**EXERCISE INSTRUCTIONS:**
Transcribe the entire listing exactly as it appears.

*** Opening ENTRIES SHOWN ***

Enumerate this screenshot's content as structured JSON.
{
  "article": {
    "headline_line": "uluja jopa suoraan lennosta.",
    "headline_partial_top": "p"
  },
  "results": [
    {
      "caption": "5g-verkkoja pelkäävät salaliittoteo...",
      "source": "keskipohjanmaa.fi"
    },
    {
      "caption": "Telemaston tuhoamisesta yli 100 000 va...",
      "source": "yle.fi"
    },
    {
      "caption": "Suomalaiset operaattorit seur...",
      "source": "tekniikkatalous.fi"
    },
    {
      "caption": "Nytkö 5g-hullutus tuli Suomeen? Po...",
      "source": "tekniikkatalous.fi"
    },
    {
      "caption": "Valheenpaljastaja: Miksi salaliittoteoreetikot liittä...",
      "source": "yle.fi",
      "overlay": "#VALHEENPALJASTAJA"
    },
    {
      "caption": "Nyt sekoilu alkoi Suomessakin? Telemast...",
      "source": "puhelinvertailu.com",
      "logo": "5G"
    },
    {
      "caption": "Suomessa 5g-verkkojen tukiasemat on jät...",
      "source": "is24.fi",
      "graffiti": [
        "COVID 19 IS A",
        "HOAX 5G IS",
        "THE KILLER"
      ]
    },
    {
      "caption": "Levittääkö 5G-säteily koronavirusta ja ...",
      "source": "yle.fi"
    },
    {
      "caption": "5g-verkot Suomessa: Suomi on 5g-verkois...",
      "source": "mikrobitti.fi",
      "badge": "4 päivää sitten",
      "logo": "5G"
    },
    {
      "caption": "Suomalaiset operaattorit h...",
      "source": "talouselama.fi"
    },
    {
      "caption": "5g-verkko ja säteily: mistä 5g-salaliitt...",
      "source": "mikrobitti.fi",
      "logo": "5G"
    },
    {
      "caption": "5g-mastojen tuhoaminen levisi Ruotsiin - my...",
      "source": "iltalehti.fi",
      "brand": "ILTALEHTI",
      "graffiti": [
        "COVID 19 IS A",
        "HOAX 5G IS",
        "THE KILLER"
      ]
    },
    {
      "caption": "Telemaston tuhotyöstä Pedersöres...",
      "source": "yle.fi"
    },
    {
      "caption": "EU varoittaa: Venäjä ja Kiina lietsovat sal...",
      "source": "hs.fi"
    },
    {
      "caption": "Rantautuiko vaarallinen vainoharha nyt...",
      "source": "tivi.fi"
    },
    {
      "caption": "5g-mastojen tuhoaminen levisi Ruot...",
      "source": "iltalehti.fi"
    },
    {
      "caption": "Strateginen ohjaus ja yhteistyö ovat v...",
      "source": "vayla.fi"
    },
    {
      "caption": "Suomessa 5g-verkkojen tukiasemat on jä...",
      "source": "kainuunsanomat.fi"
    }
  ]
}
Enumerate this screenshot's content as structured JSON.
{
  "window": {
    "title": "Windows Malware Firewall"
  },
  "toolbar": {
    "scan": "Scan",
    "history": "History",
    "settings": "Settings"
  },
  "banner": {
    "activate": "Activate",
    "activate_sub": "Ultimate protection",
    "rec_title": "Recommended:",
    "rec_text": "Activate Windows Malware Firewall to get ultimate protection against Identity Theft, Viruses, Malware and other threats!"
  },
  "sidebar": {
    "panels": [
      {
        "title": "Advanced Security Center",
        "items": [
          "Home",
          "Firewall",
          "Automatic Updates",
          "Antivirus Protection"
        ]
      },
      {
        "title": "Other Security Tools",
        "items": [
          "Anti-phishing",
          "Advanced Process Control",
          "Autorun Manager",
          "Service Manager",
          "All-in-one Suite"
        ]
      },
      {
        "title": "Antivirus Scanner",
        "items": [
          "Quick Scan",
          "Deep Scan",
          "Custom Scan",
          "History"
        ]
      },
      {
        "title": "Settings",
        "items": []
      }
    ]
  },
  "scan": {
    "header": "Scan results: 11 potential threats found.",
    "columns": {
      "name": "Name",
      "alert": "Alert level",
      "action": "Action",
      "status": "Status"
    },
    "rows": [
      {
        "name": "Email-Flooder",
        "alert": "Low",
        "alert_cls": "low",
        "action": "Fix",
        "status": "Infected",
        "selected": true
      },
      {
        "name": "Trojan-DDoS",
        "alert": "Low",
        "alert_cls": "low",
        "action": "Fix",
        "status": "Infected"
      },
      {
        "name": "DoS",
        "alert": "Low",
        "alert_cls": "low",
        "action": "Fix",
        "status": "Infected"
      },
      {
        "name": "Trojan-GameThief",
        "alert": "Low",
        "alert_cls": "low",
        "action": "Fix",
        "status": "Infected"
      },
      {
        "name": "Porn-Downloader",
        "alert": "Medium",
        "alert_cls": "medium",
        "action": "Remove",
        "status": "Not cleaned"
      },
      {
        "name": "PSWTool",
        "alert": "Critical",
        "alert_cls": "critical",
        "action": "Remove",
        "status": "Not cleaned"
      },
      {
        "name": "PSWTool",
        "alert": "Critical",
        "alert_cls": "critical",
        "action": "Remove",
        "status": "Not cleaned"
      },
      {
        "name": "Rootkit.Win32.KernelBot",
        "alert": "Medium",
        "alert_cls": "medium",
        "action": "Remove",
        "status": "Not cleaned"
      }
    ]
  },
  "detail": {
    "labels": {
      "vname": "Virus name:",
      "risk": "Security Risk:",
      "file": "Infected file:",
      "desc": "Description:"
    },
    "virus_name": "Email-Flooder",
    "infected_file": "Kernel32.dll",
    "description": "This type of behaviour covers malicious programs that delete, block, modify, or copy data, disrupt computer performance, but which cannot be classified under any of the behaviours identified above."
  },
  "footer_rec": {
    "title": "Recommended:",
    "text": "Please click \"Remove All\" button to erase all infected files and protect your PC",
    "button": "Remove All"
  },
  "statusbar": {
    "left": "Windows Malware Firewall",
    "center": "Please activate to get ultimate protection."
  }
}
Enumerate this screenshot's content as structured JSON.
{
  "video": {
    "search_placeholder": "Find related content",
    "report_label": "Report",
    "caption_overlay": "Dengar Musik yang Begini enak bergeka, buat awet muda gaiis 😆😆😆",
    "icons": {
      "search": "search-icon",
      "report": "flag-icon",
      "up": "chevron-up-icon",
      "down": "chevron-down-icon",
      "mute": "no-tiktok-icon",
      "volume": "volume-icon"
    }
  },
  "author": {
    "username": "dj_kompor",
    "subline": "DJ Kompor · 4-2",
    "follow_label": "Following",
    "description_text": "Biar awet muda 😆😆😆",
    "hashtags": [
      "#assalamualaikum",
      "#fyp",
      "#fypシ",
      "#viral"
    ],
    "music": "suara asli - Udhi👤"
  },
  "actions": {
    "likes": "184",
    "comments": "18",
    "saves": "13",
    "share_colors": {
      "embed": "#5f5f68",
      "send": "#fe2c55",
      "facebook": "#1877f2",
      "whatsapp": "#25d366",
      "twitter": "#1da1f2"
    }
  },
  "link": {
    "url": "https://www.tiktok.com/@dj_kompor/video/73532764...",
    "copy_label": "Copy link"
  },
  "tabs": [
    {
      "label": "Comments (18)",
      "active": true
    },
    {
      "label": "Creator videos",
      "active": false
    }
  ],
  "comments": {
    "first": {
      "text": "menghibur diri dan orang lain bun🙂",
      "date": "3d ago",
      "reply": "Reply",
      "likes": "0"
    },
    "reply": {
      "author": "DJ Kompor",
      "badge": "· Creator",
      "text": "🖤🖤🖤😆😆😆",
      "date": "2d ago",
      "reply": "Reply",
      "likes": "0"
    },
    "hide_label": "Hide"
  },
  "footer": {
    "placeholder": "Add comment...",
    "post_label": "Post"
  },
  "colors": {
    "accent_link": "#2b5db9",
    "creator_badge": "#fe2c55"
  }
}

*** Closing ENTRIES SHOWN ***

**RESULT:**
Enumerate this screenshot's content as structured JSON.
{
  "article": {
    "headline_line": "uluja jopa suoraan lennosta.",
    "headline_partial_top": "p"
  },
  "results": [
    {
      "caption": "5g-verkkoja pelkäävät salaliittoteo...",
      "source": "keskipohjanmaa.fi"
    },
    {
      "caption": "Telemaston tuhoamisesta yli 100 000 va...",
      "source": "yle.fi"
    },
    {
      "caption": "Suomalaiset operaattorit seur...",
      "source": "tekniikkatalous.fi"
    },
    {
      "caption": "Nytkö 5g-hullutus tuli Suomeen? Po...",
      "source": "tekniikkatalous.fi"
    },
    {
      "caption": "Valheenpaljastaja: Miksi salaliittoteoreetikot liittä...",
      "source": "yle.fi",
      "overlay": "#VALHEENPALJASTAJA"
    },
    {
      "caption": "Nyt sekoilu alkoi Suomessakin? Telemast...",
      "source": "puhelinvertailu.com",
      "logo": "5G"
    },
    {
      "caption": "Suomessa 5g-verkkojen tukiasemat on jät...",
      "source": "is24.fi",
      "graffiti": [
        "COVID 19 IS A",
        "HOAX 5G IS",
        "THE KILLER"
      ]
    },
    {
      "caption": "Levittääkö 5G-säteily koronavirusta ja ...",
      "source": "yle.fi"
    },
    {
      "caption": "5g-verkot Suomessa: Suomi on 5g-verkois...",
      "source": "mikrobitti.fi",
      "badge": "4 päivää sitten",
      "logo": "5G"
    },
    {
      "caption": "Suomalaiset operaattorit h...",
      "source": "talouselama.fi"
    },
    {
      "caption": "5g-verkko ja säteily: mistä 5g-salaliitt...",
      "source": "mikrobitti.fi",
      "logo": "5G"
    },
    {
      "caption": "5g-mastojen tuhoaminen levisi Ruotsiin - my...",
      "source": "iltalehti.fi",
      "brand": "ILTALEHTI",
      "graffiti": [
        "COVID 19 IS A",
        "HOAX 5G IS",
        "THE KILLER"
      ]
    },
    {
      "caption": "Telemaston tuhotyöstä Pedersöres...",
      "source": "yle.fi"
    },
    {
      "caption": "EU varoittaa: Venäjä ja Kiina lietsovat sal...",
      "source": "hs.fi"
    },
    {
      "caption": "Rantautuiko vaarallinen vainoharha nyt...",
      "source": "tivi.fi"
    },
    {
      "caption": "5g-mastojen tuhoaminen levisi Ruot...",
      "source": "iltalehti.fi"
    },
    {
      "caption": "Strateginen ohjaus ja yhteistyö ovat v...",
      "source": "vayla.fi"
    },
    {
      "caption": "Suomessa 5g-verkkojen tukiasemat on jä...",
      "source": "kainuunsanomat.fi"
    }
  ]
}
Enumerate this screenshot's content as structured JSON.
{
  "window": {
    "title": "Windows Malware Firewall"
  },
  "toolbar": {
    "scan": "Scan",
    "history": "History",
    "settings": "Settings"
  },
  "banner": {
    "activate": "Activate",
    "activate_sub": "Ultimate protection",
    "rec_title": "Recommended:",
    "rec_text": "Activate Windows Malware Firewall to get ultimate protection against Identity Theft, Viruses, Malware and other threats!"
  },
  "sidebar": {
    "panels": [
      {
        "title": "Advanced Security Center",
        "items": [
          "Home",
          "Firewall",
          "Automatic Updates",
          "Antivirus Protection"
        ]
      },
      {
        "title": "Other Security Tools",
        "items": [
          "Anti-phishing",
          "Advanced Process Control",
          "Autorun Manager",
          "Service Manager",
          "All-in-one Suite"
        ]
      },
      {
        "title": "Antivirus Scanner",
        "items": [
          "Quick Scan",
          "Deep Scan",
          "Custom Scan",
          "History"
        ]
      },
      {
        "title": "Settings",
        "items": []
      }
    ]
  },
  "scan": {
    "header": "Scan results: 11 potential threats found.",
    "columns": {
      "name": "Name",
      "alert": "Alert level",
      "action": "Action",
      "status": "Status"
    },
    "rows": [
      {
        "name": "Email-Flooder",
        "alert": "Low",
        "alert_cls": "low",
        "action": "Fix",
        "status": "Infected",
        "selected": true
      },
      {
        "name": "Trojan-DDoS",
        "alert": "Low",
        "alert_cls": "low",
        "action": "Fix",
        "status": "Infected"
      },
      {
        "name": "DoS",
        "alert": "Low",
        "alert_cls": "low",
        "action": "Fix",
        "status": "Infected"
      },
      {
        "name": "Trojan-GameThief",
        "alert": "Low",
        "alert_cls": "low",
        "action": "Fix",
        "status": "Infected"
      },
      {
        "name": "Porn-Downloader",
        "alert": "Medium",
        "alert_cls": "medium",
        "action": "Remove",
        "status": "Not cleaned"
      },
      {
        "name": "PSWTool",
        "alert": "Critical",
        "alert_cls": "critical",
        "action": "Remove",
        "status": "Not cleaned"
      },
      {
        "name": "PSWTool",
        "alert": "Critical",
        "alert_cls": "critical",
        "action": "Remove",
        "status": "Not cleaned"
      },
      {
        "name": "Rootkit.Win32.KernelBot",
        "alert": "Medium",
        "alert_cls": "medium",
        "action": "Remove",
        "status": "Not cleaned"
      }
    ]
  },
  "detail": {
    "labels": {
      "vname": "Virus name:",
      "risk": "Security Risk:",
      "file": "Infected file:",
      "desc": "Description:"
    },
    "virus_name": "Email-Flooder",
    "infected_file": "Kernel32.dll",
    "description": "This type of behaviour covers malicious programs that delete, block, modify, or copy data, disrupt computer performance, but which cannot be classified under any of the behaviours identified above."
  },
  "footer_rec": {
    "title": "Recommended:",
    "text": "Please click \"Remove All\" button to erase all infected files and protect your PC",
    "button": "Remove All"
  },
  "statusbar": {
    "left": "Windows Malware Firewall",
    "center": "Please activate to get ultimate protection."
  }
}
Enumerate this screenshot's content as structured JSON.
{
  "video": {
    "search_placeholder": "Find related content",
    "report_label": "Report",
    "caption_overlay": "Dengar Musik yang Begini enak bergeka, buat awet muda gaiis 😆😆😆",
    "icons": {
      "search": "search-icon",
      "report": "flag-icon",
      "up": "chevron-up-icon",
      "down": "chevron-down-icon",
      "mute": "no-tiktok-icon",
      "volume": "volume-icon"
    }
  },
  "author": {
    "username": "dj_kompor",
    "subline": "DJ Kompor · 4-2",
    "follow_label": "Following",
    "description_text": "Biar awet muda 😆😆😆",
    "hashtags": [
      "#assalamualaikum",
      "#fyp",
      "#fypシ",
      "#viral"
    ],
    "music": "suara asli - Udhi👤"
  },
  "actions": {
    "likes": "184",
    "comments": "18",
    "saves": "13",
    "share_colors": {
      "embed": "#5f5f68",
      "send": "#fe2c55",
      "facebook": "#1877f2",
      "whatsapp": "#25d366",
      "twitter": "#1da1f2"
    }
  },
  "link": {
    "url": "https://www.tiktok.com/@dj_kompor/video/73532764...",
    "copy_label": "Copy link"
  },
  "tabs": [
    {
      "label": "Comments (18)",
      "active": true
    },
    {
      "label": "Creator videos",
      "active": false
    }
  ],
  "comments": {
    "first": {
      "text": "menghibur diri dan orang lain bun🙂",
      "date": "3d ago",
      "reply": "Reply",
      "likes": "0"
    },
    "reply": {
      "author": "DJ Kompor",
      "badge": "· Creator",
      "text": "🖤🖤🖤😆😆😆",
      "date": "2d ago",
      "reply": "Reply",
      "likes": "0"
    },
    "hide_label": "Hide"
  },
  "footer": {
    "placeholder": "Add comment...",
    "post_label": "Post"
  },
  "colors": {
    "accent_link": "#2b5db9",
    "creator_badge": "#fe2c55"
  }
}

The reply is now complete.